=== REQUEST A ===
Answer these questions about the excerpt on God's decree:
(i) In section III, the manifestation of what is given as the purpose of the decree?
(ii) According to section IV, can the number of those predestinated and fore-ordained be increased or diminished?
(iii) According to section V, when did God choose those of mankind predestinated unto life?

As regards your stricken second point, it is quite possible that you are indeed one of those who are reprobated since they are the majority.

II. Although God knows whatsoever may or can come to pass upon all supposed conditions, yet hath He not decreed anything because He foresaw it as future, or as that which would come to pass upon such conditions.

Acts xv. 18; 1 Sam. xxiii. 11, 12; Matt. xi. 21, 23; Rom. ix. 11, 13, 16, 18.

III. By the decree of God, for the manifestation of His glory, some men and angels are predestinated unto everlasting life, and others fore-ordained to everlasting death.

1 Tim. v. 21; Matt. xxv. 41; Rom. ix. 22, 23; Eph. i. 5, 6; Prov. xvi. 4.

IV. These angels and men, thus predestinated and fore-ordained, are particularly and unchangeably designed, and their number is so certain and definite, that it cannot be either increased or diminished.

2 Tim. ii. 19; John xiii. 18.

V. Those of mankind that are predestinated unto life, God, before the foundation of the world was laid, according to His eternal and immutable purpose, and the secret counsel and good pleasure of His will, hath. chosen, in Christ, unto everlasting glory, out of His mere free grace and love, without any foresight of faith or good works, or perseverance in either of them, or any other thing in the creature, as conditions, or causes moving Him thereunto: and all to the praise of His glorious grace.

Eph. i. 4, 9, 11; Rom. viii. 30; 2 Tim. i. 9; 1 Thess. v. 9; Rom. ix. 11, 13, 16; Eph. i. 4, 9; Eph. i. 6, 12.

=== DATASET CONTENT ===

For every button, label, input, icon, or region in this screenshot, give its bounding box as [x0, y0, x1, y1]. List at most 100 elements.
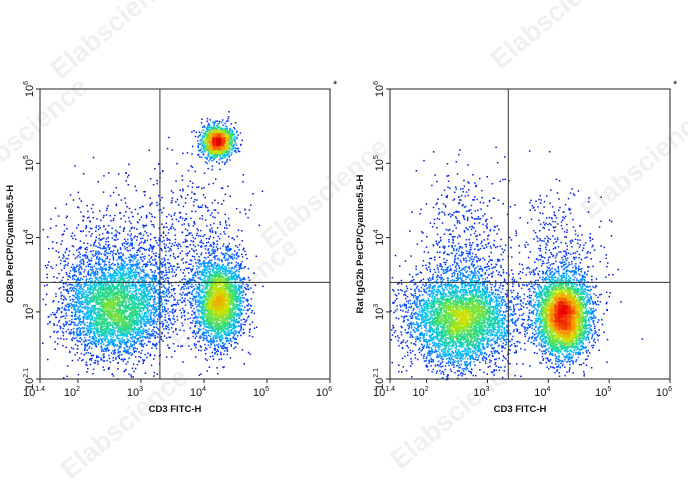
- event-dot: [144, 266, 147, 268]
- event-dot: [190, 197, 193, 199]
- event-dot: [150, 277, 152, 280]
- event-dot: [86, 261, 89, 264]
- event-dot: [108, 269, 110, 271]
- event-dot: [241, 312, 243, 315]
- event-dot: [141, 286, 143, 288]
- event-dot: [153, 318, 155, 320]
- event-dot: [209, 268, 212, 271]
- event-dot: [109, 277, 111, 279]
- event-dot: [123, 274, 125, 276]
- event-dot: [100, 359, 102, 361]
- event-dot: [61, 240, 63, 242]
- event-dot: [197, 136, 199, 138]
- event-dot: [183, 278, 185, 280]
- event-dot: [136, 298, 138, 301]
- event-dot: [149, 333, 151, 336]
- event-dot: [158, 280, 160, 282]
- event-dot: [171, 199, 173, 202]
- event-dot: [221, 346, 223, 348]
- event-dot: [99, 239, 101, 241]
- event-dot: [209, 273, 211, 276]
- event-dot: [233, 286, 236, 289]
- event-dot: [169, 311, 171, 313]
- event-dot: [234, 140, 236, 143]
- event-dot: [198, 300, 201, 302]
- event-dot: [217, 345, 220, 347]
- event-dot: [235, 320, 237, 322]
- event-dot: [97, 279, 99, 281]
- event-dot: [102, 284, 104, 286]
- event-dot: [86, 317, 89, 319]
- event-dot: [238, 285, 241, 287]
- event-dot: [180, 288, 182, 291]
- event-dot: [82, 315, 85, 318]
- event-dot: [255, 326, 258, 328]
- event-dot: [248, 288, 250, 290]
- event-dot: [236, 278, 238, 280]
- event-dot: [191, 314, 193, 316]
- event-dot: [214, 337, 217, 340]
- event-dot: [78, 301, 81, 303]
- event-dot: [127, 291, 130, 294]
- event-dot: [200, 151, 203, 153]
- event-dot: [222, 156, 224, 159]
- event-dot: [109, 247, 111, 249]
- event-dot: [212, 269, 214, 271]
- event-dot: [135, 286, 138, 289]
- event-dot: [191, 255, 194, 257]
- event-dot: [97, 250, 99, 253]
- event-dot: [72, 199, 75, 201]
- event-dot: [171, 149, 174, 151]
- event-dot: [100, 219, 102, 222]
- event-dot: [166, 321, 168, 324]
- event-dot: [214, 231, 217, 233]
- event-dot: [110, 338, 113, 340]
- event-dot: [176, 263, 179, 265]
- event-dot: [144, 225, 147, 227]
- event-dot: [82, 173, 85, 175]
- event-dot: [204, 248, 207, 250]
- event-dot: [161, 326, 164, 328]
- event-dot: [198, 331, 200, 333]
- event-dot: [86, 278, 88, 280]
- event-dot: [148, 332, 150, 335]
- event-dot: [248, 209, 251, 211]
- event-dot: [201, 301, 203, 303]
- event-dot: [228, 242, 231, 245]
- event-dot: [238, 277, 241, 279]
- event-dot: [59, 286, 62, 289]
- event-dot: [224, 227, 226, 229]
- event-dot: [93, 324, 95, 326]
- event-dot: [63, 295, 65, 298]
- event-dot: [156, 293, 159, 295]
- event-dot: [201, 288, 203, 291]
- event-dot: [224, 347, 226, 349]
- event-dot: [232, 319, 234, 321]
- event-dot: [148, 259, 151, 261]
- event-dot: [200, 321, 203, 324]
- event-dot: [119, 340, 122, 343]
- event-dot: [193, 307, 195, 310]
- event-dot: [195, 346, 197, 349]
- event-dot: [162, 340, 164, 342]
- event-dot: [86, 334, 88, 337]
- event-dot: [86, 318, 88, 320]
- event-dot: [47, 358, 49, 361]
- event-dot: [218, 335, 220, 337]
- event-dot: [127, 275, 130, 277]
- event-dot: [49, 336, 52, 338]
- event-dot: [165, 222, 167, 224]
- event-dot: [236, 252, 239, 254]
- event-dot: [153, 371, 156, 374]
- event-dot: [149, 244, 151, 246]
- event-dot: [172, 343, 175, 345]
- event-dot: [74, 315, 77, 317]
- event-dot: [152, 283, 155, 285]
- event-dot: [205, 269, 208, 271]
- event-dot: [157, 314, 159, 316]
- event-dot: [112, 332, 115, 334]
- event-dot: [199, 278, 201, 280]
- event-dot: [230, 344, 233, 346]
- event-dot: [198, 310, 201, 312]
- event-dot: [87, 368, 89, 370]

=== REQUEST B ===
In the records, swap "event-dot" for "data-point" in the lines starting at "- event-dot: [144, 266, 147, 268]" and ending at "- event-dot: [221, 346, 223, 348]". Give back only those lines, with nothing else changed.

=== PROBLEM SOLUTION A ===
(i) The manifestation of God's glory.
(ii) No, it cannot be either increased or diminished.
(iii) Before the foundation of the world was laid.

=== PROBLEM SOLUTION B ===
- data-point: [144, 266, 147, 268]
- data-point: [190, 197, 193, 199]
- data-point: [150, 277, 152, 280]
- data-point: [86, 261, 89, 264]
- data-point: [108, 269, 110, 271]
- data-point: [241, 312, 243, 315]
- data-point: [141, 286, 143, 288]
- data-point: [153, 318, 155, 320]
- data-point: [209, 268, 212, 271]
- data-point: [109, 277, 111, 279]
- data-point: [123, 274, 125, 276]
- data-point: [100, 359, 102, 361]
- data-point: [61, 240, 63, 242]
- data-point: [197, 136, 199, 138]
- data-point: [183, 278, 185, 280]
- data-point: [136, 298, 138, 301]
- data-point: [149, 333, 151, 336]
- data-point: [158, 280, 160, 282]
- data-point: [171, 199, 173, 202]
- data-point: [221, 346, 223, 348]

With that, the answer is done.